-- Exercise aim --
Transcribe the records that follow, preserving every word.
------ Supplied information ------
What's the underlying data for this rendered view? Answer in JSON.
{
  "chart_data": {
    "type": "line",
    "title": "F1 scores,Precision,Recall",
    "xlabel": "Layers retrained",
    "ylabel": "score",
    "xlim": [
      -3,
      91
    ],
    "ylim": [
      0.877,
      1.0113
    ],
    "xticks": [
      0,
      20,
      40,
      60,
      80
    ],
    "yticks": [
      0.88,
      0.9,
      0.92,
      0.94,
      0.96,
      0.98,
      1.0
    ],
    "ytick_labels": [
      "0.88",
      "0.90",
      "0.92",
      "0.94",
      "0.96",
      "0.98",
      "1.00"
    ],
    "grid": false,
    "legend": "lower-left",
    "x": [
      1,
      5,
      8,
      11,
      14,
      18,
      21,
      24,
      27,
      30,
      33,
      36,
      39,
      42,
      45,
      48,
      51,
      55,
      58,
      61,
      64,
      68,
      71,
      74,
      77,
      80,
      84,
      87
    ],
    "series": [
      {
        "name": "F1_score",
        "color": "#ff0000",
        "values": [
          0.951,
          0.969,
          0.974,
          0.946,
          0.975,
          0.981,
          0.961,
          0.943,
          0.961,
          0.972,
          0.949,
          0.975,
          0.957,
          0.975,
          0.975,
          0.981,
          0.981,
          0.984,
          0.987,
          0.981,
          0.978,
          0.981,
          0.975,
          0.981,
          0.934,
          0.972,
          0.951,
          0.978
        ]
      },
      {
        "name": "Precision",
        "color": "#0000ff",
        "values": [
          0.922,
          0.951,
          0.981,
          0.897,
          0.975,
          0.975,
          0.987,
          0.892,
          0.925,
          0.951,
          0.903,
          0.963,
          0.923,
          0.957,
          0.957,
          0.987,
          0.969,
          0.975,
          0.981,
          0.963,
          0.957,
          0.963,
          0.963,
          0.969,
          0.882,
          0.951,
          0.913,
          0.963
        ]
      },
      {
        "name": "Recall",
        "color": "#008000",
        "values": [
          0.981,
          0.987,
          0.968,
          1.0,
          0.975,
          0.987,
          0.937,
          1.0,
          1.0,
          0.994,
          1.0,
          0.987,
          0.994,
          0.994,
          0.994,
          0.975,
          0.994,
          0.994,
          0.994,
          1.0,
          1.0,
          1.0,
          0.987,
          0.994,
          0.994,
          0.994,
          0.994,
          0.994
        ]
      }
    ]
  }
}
------
-- The solution --
What's the underlying data for this rendered view? Answer in JSON.
{
  "chart_data": {
    "type": "line",
    "title": "F1 scores,Precision,Recall",
    "xlabel": "Layers retrained",
    "ylabel": "score",
    "xlim": [
      -3,
      91
    ],
    "ylim": [
      0.877,
      1.0113
    ],
    "xticks": [
      0,
      20,
      40,
      60,
      80
    ],
    "yticks": [
      0.88,
      0.9,
      0.92,
      0.94,
      0.96,
      0.98,
      1.0
    ],
    "ytick_labels": [
      "0.88",
      "0.90",
      "0.92",
      "0.94",
      "0.96",
      "0.98",
      "1.00"
    ],
    "grid": false,
    "legend": "lower-left",
    "x": [
      1,
      5,
      8,
      11,
      14,
      18,
      21,
      24,
      27,
      30,
      33,
      36,
      39,
      42,
      45,
      48,
      51,
      55,
      58,
      61,
      64,
      68,
      71,
      74,
      77,
      80,
      84,
      87
    ],
    "series": [
      {
        "name": "F1_score",
        "color": "#ff0000",
        "values": [
          0.951,
          0.969,
          0.974,
          0.946,
          0.975,
          0.981,
          0.961,
          0.943,
          0.961,
          0.972,
          0.949,
          0.975,
          0.957,
          0.975,
          0.975,
          0.981,
          0.981,
          0.984,
          0.987,
          0.981,
          0.978,
          0.981,
          0.975,
          0.981,
          0.934,
          0.972,
          0.951,
          0.978
        ]
      },
      {
        "name": "Precision",
        "color": "#0000ff",
        "values": [
          0.922,
          0.951,
          0.981,
          0.897,
          0.975,
          0.975,
          0.987,
          0.892,
          0.925,
          0.951,
          0.903,
          0.963,
          0.923,
          0.957,
          0.957,
          0.987,
          0.969,
          0.975,
          0.981,
          0.963,
          0.957,
          0.963,
          0.963,
          0.969,
          0.882,
          0.951,
          0.913,
          0.963
        ]
      },
      {
        "name": "Recall",
        "color": "#008000",
        "values": [
          0.981,
          0.987,
          0.968,
          1.0,
          0.975,
          0.987,
          0.937,
          1.0,
          1.0,
          0.994,
          1.0,
          0.987,
          0.994,
          0.994,
          0.994,
          0.975,
          0.994,
          0.994,
          0.994,
          1.0,
          1.0,
          1.0,
          0.987,
          0.994,
          0.994,
          0.994,
          0.994,
          0.994
        ]
      }
    ]
  }
}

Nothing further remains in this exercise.